## PROVIDED DATA
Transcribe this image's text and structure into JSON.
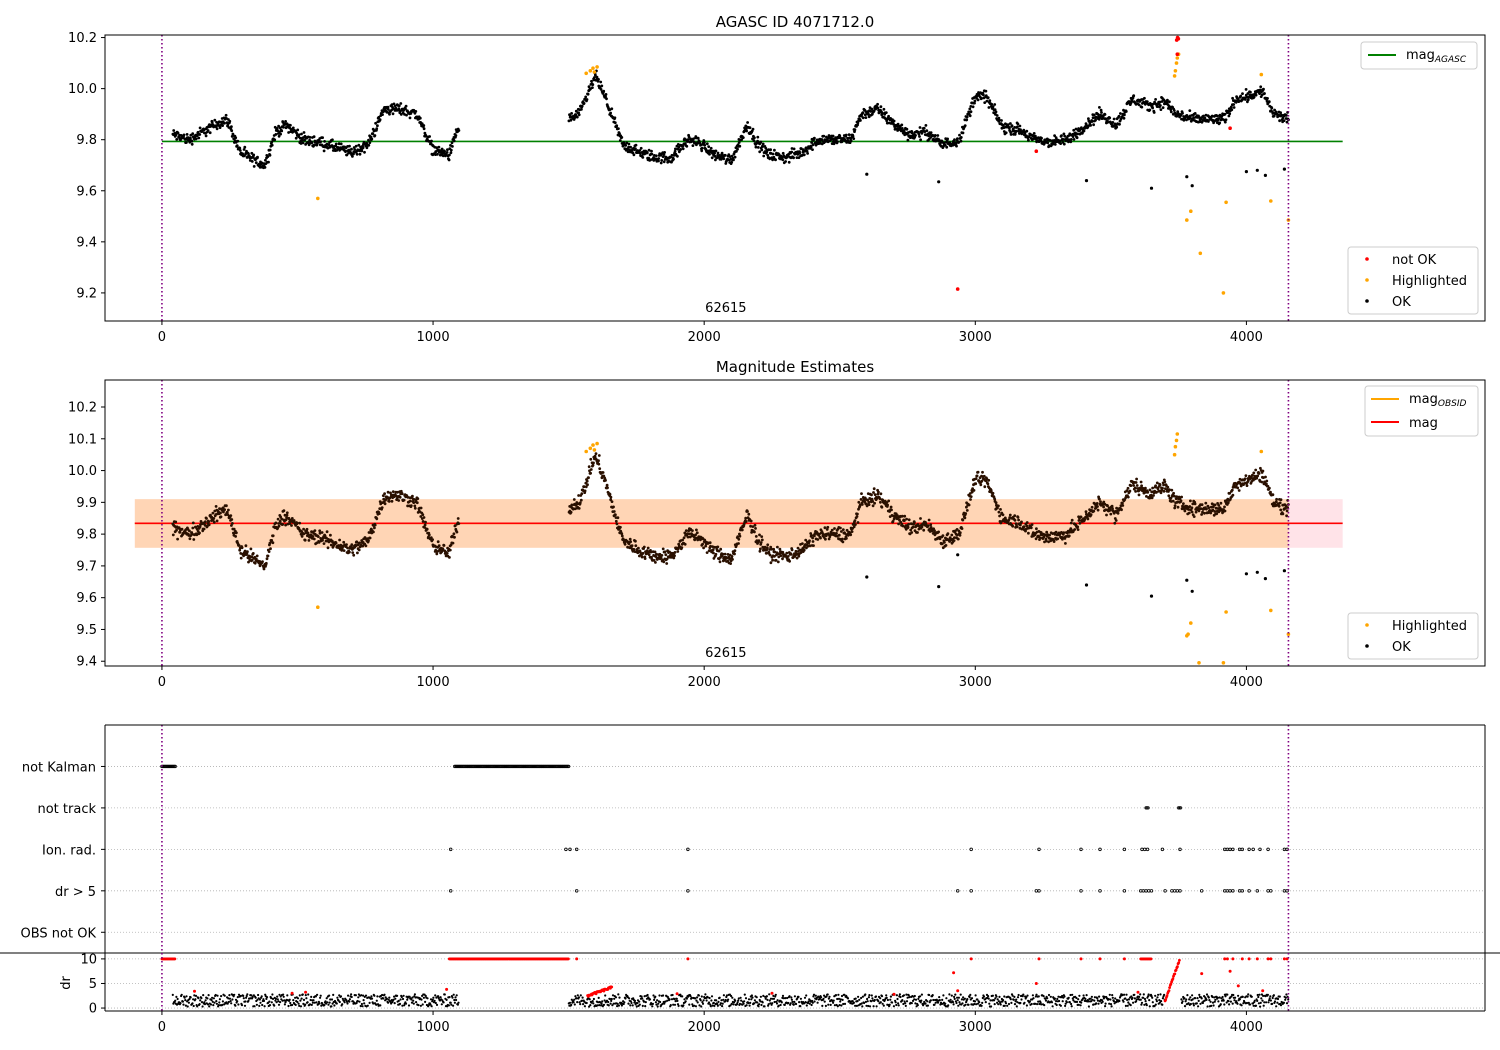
{
  "figure": {
    "colors": {
      "ok": "#000000",
      "highlighted": "#ffa500",
      "not_ok": "#ff0000",
      "mag_agasc": "#008000",
      "mag_obsid": "#ffa500",
      "mag": "#ff0000",
      "band_obsid": "#ffa500",
      "band_mag": "#ffc0cb",
      "obsid_boundary": "#800080",
      "flag_grid": "#b0b0b0"
    }
  },
  "chart_data": [
    {
      "id": "agasc",
      "type": "scatter",
      "title": "AGASC ID 4071712.0",
      "xlim": [
        -210,
        4880
      ],
      "ylim": [
        9.09,
        10.21
      ],
      "xticks": [
        0,
        1000,
        2000,
        3000,
        4000
      ],
      "yticks": [
        9.2,
        9.4,
        9.6,
        9.8,
        10.0,
        10.2
      ],
      "ytick_labels": [
        "9.2",
        "9.4",
        "9.6",
        "9.8",
        "10.0",
        "10.2"
      ],
      "grid": false,
      "obsid_label": {
        "text": "62615",
        "x": 2080
      },
      "obsid_boundaries": [
        0,
        4155
      ],
      "hlines": [
        {
          "name": "mag_AGASC",
          "y": 9.793,
          "x0": 0,
          "x1": 4355,
          "color": "#008000"
        }
      ],
      "legend_lines": {
        "position": "upper right",
        "items": [
          {
            "label": "mag",
            "sub": "AGASC",
            "color": "#008000"
          }
        ]
      },
      "legend_points": {
        "position": "lower right",
        "items": [
          {
            "label": "not OK",
            "color": "#ff0000"
          },
          {
            "label": "Highlighted",
            "color": "#ffa500"
          },
          {
            "label": "OK",
            "color": "#000000"
          }
        ]
      },
      "gaps": [
        [
          1095,
          1500
        ]
      ],
      "anchors_t": [
        40,
        100,
        150,
        200,
        240,
        290,
        340,
        380,
        420,
        460,
        520,
        580,
        640,
        700,
        760,
        820,
        880,
        940,
        1000,
        1060,
        1090,
        1500,
        1540,
        1580,
        1600,
        1640,
        1700,
        1760,
        1820,
        1880,
        1940,
        1980,
        2040,
        2100,
        2160,
        2200,
        2240,
        2300,
        2360,
        2420,
        2480,
        2540,
        2580,
        2640,
        2700,
        2760,
        2820,
        2880,
        2940,
        3000,
        3040,
        3100,
        3160,
        3220,
        3280,
        3340,
        3400,
        3460,
        3520,
        3580,
        3640,
        3700,
        3740,
        3800,
        3860,
        3920,
        3960,
        4000,
        4060,
        4100,
        4155
      ],
      "anchors_v": [
        9.82,
        9.8,
        9.83,
        9.86,
        9.88,
        9.75,
        9.72,
        9.7,
        9.83,
        9.86,
        9.8,
        9.79,
        9.77,
        9.75,
        9.78,
        9.92,
        9.92,
        9.9,
        9.76,
        9.74,
        9.84,
        9.88,
        9.9,
        10.0,
        10.05,
        9.95,
        9.78,
        9.75,
        9.73,
        9.73,
        9.8,
        9.79,
        9.74,
        9.72,
        9.86,
        9.78,
        9.74,
        9.73,
        9.75,
        9.8,
        9.8,
        9.8,
        9.9,
        9.92,
        9.86,
        9.82,
        9.83,
        9.78,
        9.8,
        9.97,
        9.97,
        9.85,
        9.84,
        9.8,
        9.79,
        9.8,
        9.85,
        9.9,
        9.86,
        9.96,
        9.93,
        9.95,
        9.9,
        9.88,
        9.88,
        9.88,
        9.96,
        9.97,
        9.99,
        9.9,
        9.88
      ],
      "noise": 0.02,
      "ok_outliers": [
        [
          2600,
          9.665
        ],
        [
          2865,
          9.635
        ],
        [
          3410,
          9.64
        ],
        [
          3650,
          9.61
        ],
        [
          3780,
          9.655
        ],
        [
          3800,
          9.62
        ],
        [
          4000,
          9.675
        ],
        [
          4040,
          9.68
        ],
        [
          4070,
          9.66
        ],
        [
          4140,
          9.685
        ]
      ],
      "highlighted_points": [
        [
          575,
          9.57
        ],
        [
          1565,
          10.06
        ],
        [
          1580,
          10.07
        ],
        [
          1590,
          10.08
        ],
        [
          1605,
          10.085
        ],
        [
          1595,
          10.065
        ],
        [
          3735,
          10.05
        ],
        [
          3738,
          10.07
        ],
        [
          3742,
          10.1
        ],
        [
          3745,
          10.12
        ],
        [
          3750,
          10.135
        ],
        [
          3780,
          9.485
        ],
        [
          3795,
          9.52
        ],
        [
          3830,
          9.355
        ],
        [
          3915,
          9.2
        ],
        [
          3925,
          9.555
        ],
        [
          4055,
          10.055
        ],
        [
          4090,
          9.56
        ],
        [
          4155,
          9.485
        ]
      ],
      "not_ok_points": [
        [
          2935,
          9.215
        ],
        [
          3225,
          9.755
        ],
        [
          3743,
          10.19
        ],
        [
          3746,
          10.2
        ],
        [
          3749,
          10.195
        ],
        [
          3745,
          10.135
        ],
        [
          3940,
          9.845
        ]
      ]
    },
    {
      "id": "mag_estimates",
      "type": "scatter",
      "title": "Magnitude Estimates",
      "xlim": [
        -210,
        4880
      ],
      "ylim": [
        9.385,
        10.285
      ],
      "xticks": [
        0,
        1000,
        2000,
        3000,
        4000
      ],
      "yticks": [
        9.4,
        9.5,
        9.6,
        9.7,
        9.8,
        9.9,
        10.0,
        10.1,
        10.2
      ],
      "ytick_labels": [
        "9.4",
        "9.5",
        "9.6",
        "9.7",
        "9.8",
        "9.9",
        "10.0",
        "10.1",
        "10.2"
      ],
      "grid": false,
      "obsid_label": {
        "text": "62615",
        "x": 2080
      },
      "obsid_boundaries": [
        0,
        4155
      ],
      "bands": [
        {
          "name": "mag_band",
          "y0": 9.757,
          "y1": 9.91,
          "x0": -100,
          "x1": 4355,
          "color": "#ffc0cb",
          "opacity": 0.45
        },
        {
          "name": "mag_obsid_band",
          "y0": 9.757,
          "y1": 9.91,
          "x0": -100,
          "x1": 4155,
          "color": "#ffa500",
          "opacity": 0.22
        }
      ],
      "hlines": [
        {
          "name": "mag_OBSID",
          "y": 9.834,
          "x0": -100,
          "x1": 4155,
          "color": "#ffa500"
        },
        {
          "name": "mag",
          "y": 9.834,
          "x0": -100,
          "x1": 4355,
          "color": "#ff0000"
        }
      ],
      "legend_lines": {
        "position": "upper right",
        "items": [
          {
            "label": "mag",
            "sub": "OBSID",
            "color": "#ffa500"
          },
          {
            "label": "mag",
            "sub": "",
            "color": "#ff0000"
          }
        ]
      },
      "legend_points": {
        "position": "lower right",
        "items": [
          {
            "label": "Highlighted",
            "color": "#ffa500"
          },
          {
            "label": "OK",
            "color": "#000000"
          }
        ]
      },
      "gaps": [
        [
          1095,
          1500
        ]
      ],
      "anchors_t": [
        40,
        100,
        150,
        200,
        240,
        290,
        340,
        380,
        420,
        460,
        520,
        580,
        640,
        700,
        760,
        820,
        880,
        940,
        1000,
        1060,
        1090,
        1500,
        1540,
        1580,
        1600,
        1640,
        1700,
        1760,
        1820,
        1880,
        1940,
        1980,
        2040,
        2100,
        2160,
        2200,
        2240,
        2300,
        2360,
        2420,
        2480,
        2540,
        2580,
        2640,
        2700,
        2760,
        2820,
        2880,
        2940,
        3000,
        3040,
        3100,
        3160,
        3220,
        3280,
        3340,
        3400,
        3460,
        3520,
        3580,
        3640,
        3700,
        3740,
        3800,
        3860,
        3920,
        3960,
        4000,
        4060,
        4100,
        4155
      ],
      "anchors_v": [
        9.82,
        9.8,
        9.83,
        9.86,
        9.88,
        9.75,
        9.72,
        9.7,
        9.83,
        9.86,
        9.8,
        9.79,
        9.77,
        9.75,
        9.78,
        9.92,
        9.92,
        9.9,
        9.76,
        9.74,
        9.84,
        9.88,
        9.9,
        10.0,
        10.05,
        9.95,
        9.78,
        9.75,
        9.73,
        9.73,
        9.8,
        9.79,
        9.74,
        9.72,
        9.86,
        9.78,
        9.74,
        9.73,
        9.75,
        9.8,
        9.8,
        9.8,
        9.9,
        9.92,
        9.86,
        9.82,
        9.83,
        9.78,
        9.8,
        9.97,
        9.97,
        9.85,
        9.84,
        9.8,
        9.79,
        9.8,
        9.85,
        9.9,
        9.86,
        9.96,
        9.93,
        9.95,
        9.9,
        9.88,
        9.88,
        9.88,
        9.96,
        9.97,
        9.99,
        9.9,
        9.88
      ],
      "noise": 0.02,
      "ok_outliers": [
        [
          2600,
          9.665
        ],
        [
          2865,
          9.635
        ],
        [
          2935,
          9.735
        ],
        [
          3410,
          9.64
        ],
        [
          3650,
          9.605
        ],
        [
          3780,
          9.655
        ],
        [
          3800,
          9.62
        ],
        [
          4000,
          9.675
        ],
        [
          4040,
          9.68
        ],
        [
          4070,
          9.66
        ],
        [
          4140,
          9.685
        ]
      ],
      "highlighted_points": [
        [
          575,
          9.57
        ],
        [
          1565,
          10.06
        ],
        [
          1580,
          10.07
        ],
        [
          1590,
          10.08
        ],
        [
          1605,
          10.085
        ],
        [
          1595,
          10.065
        ],
        [
          3735,
          10.05
        ],
        [
          3738,
          10.075
        ],
        [
          3742,
          10.095
        ],
        [
          3745,
          10.115
        ],
        [
          3780,
          9.48
        ],
        [
          3785,
          9.485
        ],
        [
          3795,
          9.52
        ],
        [
          3825,
          9.395
        ],
        [
          3915,
          9.395
        ],
        [
          3925,
          9.555
        ],
        [
          4055,
          10.06
        ],
        [
          4090,
          9.56
        ],
        [
          4155,
          9.485
        ]
      ],
      "not_ok_points": []
    },
    {
      "id": "flags",
      "type": "scatter",
      "xlim": [
        -210,
        4880
      ],
      "ylim": [
        0.5,
        6.0
      ],
      "xticks": [],
      "grid": "dotted horizontal",
      "categories": [
        "not Kalman",
        "not track",
        "Ion. rad.",
        "dr > 5",
        "OBS not OK"
      ],
      "levels": [
        5,
        4,
        3,
        2,
        1
      ],
      "obsid_boundaries": [
        0,
        4155
      ],
      "flag_runs": [
        {
          "flag": "not Kalman",
          "from": 0,
          "to": 50
        },
        {
          "flag": "not Kalman",
          "from": 1080,
          "to": 1500
        },
        {
          "flag": "not track",
          "from": 3630,
          "to": 3640
        },
        {
          "flag": "not track",
          "from": 3750,
          "to": 3760
        }
      ],
      "flag_points": {
        "Ion. rad.": [
          1065,
          1490,
          1505,
          1530,
          1940,
          2985,
          3235,
          3390,
          3460,
          3550,
          3615,
          3625,
          3635,
          3690,
          3755,
          3920,
          3930,
          3940,
          3950,
          3975,
          3985,
          4010,
          4025,
          4050,
          4080,
          4140,
          4150
        ],
        "dr > 5": [
          1065,
          1530,
          1940,
          2935,
          2985,
          3225,
          3235,
          3390,
          3460,
          3550,
          3610,
          3620,
          3630,
          3640,
          3650,
          3700,
          3725,
          3735,
          3745,
          3755,
          3835,
          3920,
          3930,
          3940,
          3950,
          3975,
          3985,
          4010,
          4040,
          4080,
          4090,
          4140,
          4150
        ]
      }
    },
    {
      "id": "dr",
      "type": "scatter",
      "xlim": [
        -210,
        4880
      ],
      "ylim": [
        -0.6,
        11.2
      ],
      "ylabel": "dr",
      "xticks": [
        0,
        1000,
        2000,
        3000,
        4000
      ],
      "yticks": [
        0,
        5,
        10
      ],
      "ytick_labels": [
        "0",
        "5",
        "10"
      ],
      "grid": "dotted horizontal",
      "obsid_boundaries": [
        0,
        4155
      ],
      "gaps": [
        [
          1095,
          1500
        ]
      ],
      "ok_band": [
        0.3,
        2.8
      ],
      "red_runs": [
        {
          "from": 0,
          "to": 50,
          "v0": 10,
          "v1": 10
        },
        {
          "from": 1060,
          "to": 1500,
          "v0": 10,
          "v1": 10
        },
        {
          "from": 1570,
          "to": 1660,
          "v0": 2.5,
          "v1": 4.2
        },
        {
          "from": 3700,
          "to": 3755,
          "v0": 1.5,
          "v1": 10
        },
        {
          "from": 3610,
          "to": 3650,
          "v0": 10,
          "v1": 10
        }
      ],
      "red_points": [
        [
          120,
          3.4
        ],
        [
          480,
          3.0
        ],
        [
          530,
          3.2
        ],
        [
          1050,
          3.8
        ],
        [
          1530,
          10
        ],
        [
          1940,
          10
        ],
        [
          1900,
          2.9
        ],
        [
          2250,
          3.0
        ],
        [
          2700,
          2.8
        ],
        [
          2920,
          7.2
        ],
        [
          2935,
          3.5
        ],
        [
          2985,
          10
        ],
        [
          3225,
          5.0
        ],
        [
          3235,
          10
        ],
        [
          3390,
          10
        ],
        [
          3460,
          10
        ],
        [
          3550,
          10
        ],
        [
          3600,
          3.2
        ],
        [
          3835,
          7.0
        ],
        [
          3920,
          10
        ],
        [
          3930,
          10
        ],
        [
          3940,
          7.5
        ],
        [
          3950,
          10
        ],
        [
          3970,
          4.5
        ],
        [
          3985,
          10
        ],
        [
          4010,
          10
        ],
        [
          4040,
          10
        ],
        [
          4080,
          10
        ],
        [
          4090,
          10
        ],
        [
          4140,
          10
        ],
        [
          4150,
          10
        ],
        [
          4060,
          3.5
        ]
      ]
    }
  ]
}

## WHAT YOU HAVE TO DO
Filter the records above for "title" and copy every matching line.

## THE COMPLETED TASK
      "title": "AGASC ID 4071712.0",
      "title": "Magnitude Estimates",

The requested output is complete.